Lines holding the string "Manager" are the ones to copy from this listing.
=== Record set ===
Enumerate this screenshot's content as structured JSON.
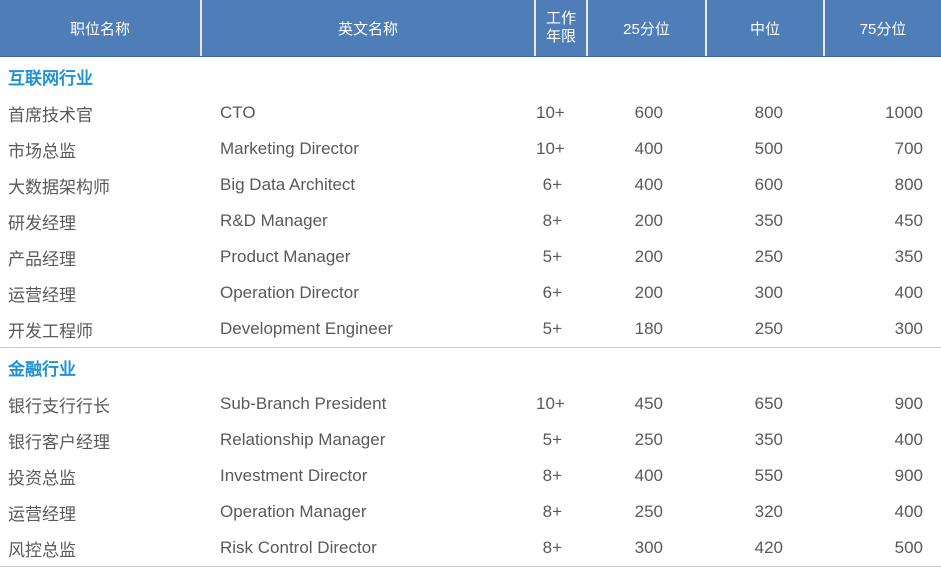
{
  "table": {
    "columns": [
      {
        "label": "职位名称"
      },
      {
        "label": "英文名称"
      },
      {
        "label_lines": [
          "工作",
          "年限"
        ]
      },
      {
        "label": "25分位"
      },
      {
        "label": "中位"
      },
      {
        "label": "75分位"
      }
    ],
    "sections": [
      {
        "name": "互联网行业",
        "rows": [
          [
            "首席技术官",
            "CTO",
            "10+",
            "600",
            "800",
            "1000"
          ],
          [
            "市场总监",
            "Marketing Director",
            "10+",
            "400",
            "500",
            "700"
          ],
          [
            "大数据架构师",
            "Big Data Architect",
            "6+",
            "400",
            "600",
            "800"
          ],
          [
            "研发经理",
            "R&D Manager",
            "8+",
            "200",
            "350",
            "450"
          ],
          [
            "产品经理",
            "Product Manager",
            "5+",
            "200",
            "250",
            "350"
          ],
          [
            "运营经理",
            "Operation Director",
            "6+",
            "200",
            "300",
            "400"
          ],
          [
            "开发工程师",
            "Development Engineer",
            "5+",
            "180",
            "250",
            "300"
          ]
        ]
      },
      {
        "name": "金融行业",
        "rows": [
          [
            "银行支行行长",
            "Sub-Branch President",
            "10+",
            "450",
            "650",
            "900"
          ],
          [
            "银行客户经理",
            "Relationship Manager",
            "5+",
            "250",
            "350",
            "400"
          ],
          [
            "投资总监",
            "Investment Director",
            "8+",
            "400",
            "550",
            "900"
          ],
          [
            "运营经理",
            "Operation Manager",
            "8+",
            "250",
            "320",
            "400"
          ],
          [
            "风控总监",
            "Risk Control Director",
            "8+",
            "300",
            "420",
            "500"
          ]
        ]
      }
    ],
    "colors": {
      "header_bg": "#4e7db8",
      "header_text": "#ffffff",
      "section_title_text": "#2093d5",
      "body_text": "#595959",
      "divider": "#cccccc"
    }
  }
}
===
Solution to this problem ▸
            "R&D Manager",
            "Product Manager",
            "Relationship Manager",
            "Operation Manager",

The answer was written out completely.